> _Supplied information_
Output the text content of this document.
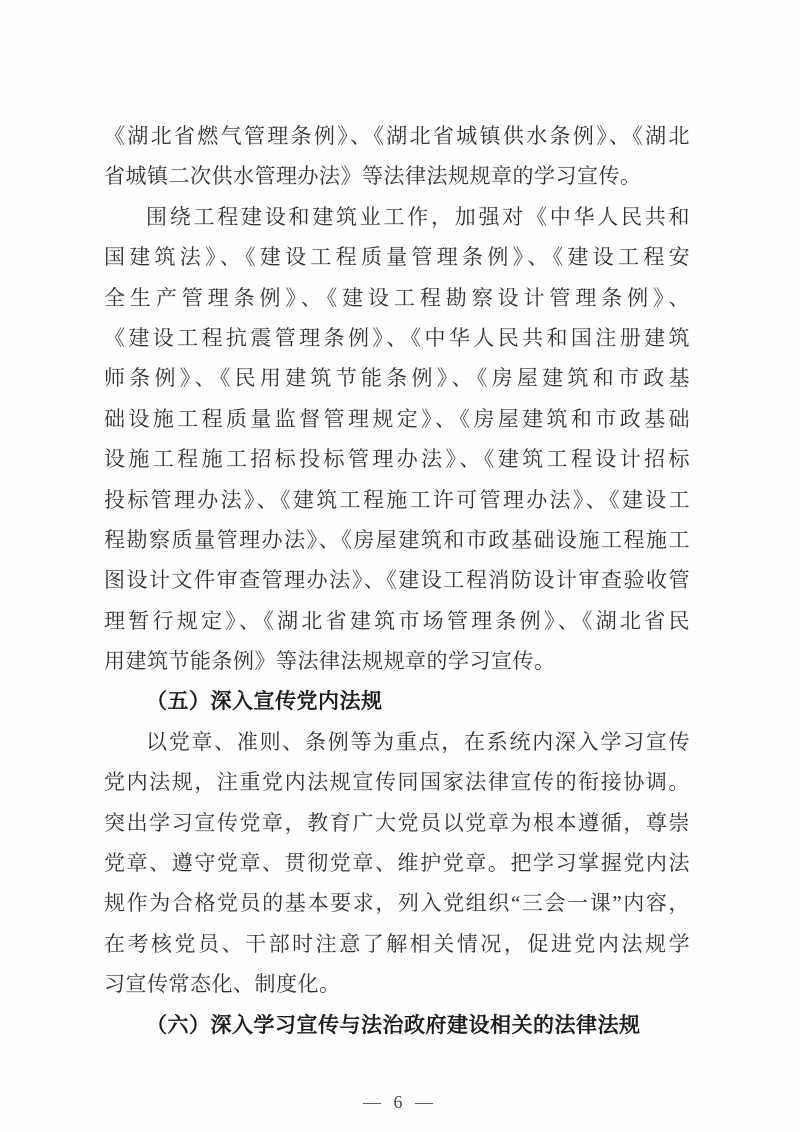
《湖北省燃气管理条例》、《湖北省城镇供水条例》、《湖北
省城镇二次供水管理办法》等法律法规规章的学习宣传。
围绕工程建设和建筑业工作，加强对《中华人民共和
国建筑法》、《建设工程质量管理条例》、《建设工程安
全生产管理条例》、《建设工程勘察设计管理条例》、
《建设工程抗震管理条例》、《中华人民共和国注册建筑
师条例》、《民用建筑节能条例》、《房屋建筑和市政基
础设施工程质量监督管理规定》、《房屋建筑和市政基础
设施工程施工招标投标管理办法》、《建筑工程设计招标
投标管理办法》、《建筑工程施工许可管理办法》、《建设工
程勘察质量管理办法》、《房屋建筑和市政基础设施工程施工
图设计文件审查管理办法》、《建设工程消防设计审查验收管
理暂行规定》、《湖北省建筑市场管理条例》、《湖北省民
用建筑节能条例》等法律法规规章的学习宣传。
（五）深入宣传党内法规
以党章、准则、条例等为重点，在系统内深入学习宣传
党内法规，注重党内法规宣传同国家法律宣传的衔接协调。
突出学习宣传党章，教育广大党员以党章为根本遵循，尊崇
党章、遵守党章、贯彻党章、维护党章。把学习掌握党内法
规作为合格党员的基本要求，列入党组织“三会一课”内容，
在考核党员、干部时注意了解相关情况，促进党内法规学
习宣传常态化、制度化。
（六）深入学习宣传与法治政府建设相关的法律法规
— 6 —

> _Goal_
Every line above should be returned word for word, with the pictures left behind.

> _Output for this task_
Output the text content of this document.
《湖北省燃气管理条例》、《湖北省城镇供水条例》、《湖北
省城镇二次供水管理办法》等法律法规规章的学习宣传。
围绕工程建设和建筑业工作，加强对《中华人民共和
国建筑法》、《建设工程质量管理条例》、《建设工程安
全生产管理条例》、《建设工程勘察设计管理条例》、
《建设工程抗震管理条例》、《中华人民共和国注册建筑
师条例》、《民用建筑节能条例》、《房屋建筑和市政基
础设施工程质量监督管理规定》、《房屋建筑和市政基础
设施工程施工招标投标管理办法》、《建筑工程设计招标
投标管理办法》、《建筑工程施工许可管理办法》、《建设工
程勘察质量管理办法》、《房屋建筑和市政基础设施工程施工
图设计文件审查管理办法》、《建设工程消防设计审查验收管
理暂行规定》、《湖北省建筑市场管理条例》、《湖北省民
用建筑节能条例》等法律法规规章的学习宣传。
（五）深入宣传党内法规
以党章、准则、条例等为重点，在系统内深入学习宣传
党内法规，注重党内法规宣传同国家法律宣传的衔接协调。
突出学习宣传党章，教育广大党员以党章为根本遵循，尊崇
党章、遵守党章、贯彻党章、维护党章。把学习掌握党内法
规作为合格党员的基本要求，列入党组织“三会一课”内容，
在考核党员、干部时注意了解相关情况，促进党内法规学
习宣传常态化、制度化。
（六）深入学习宣传与法治政府建设相关的法律法规
— 6 —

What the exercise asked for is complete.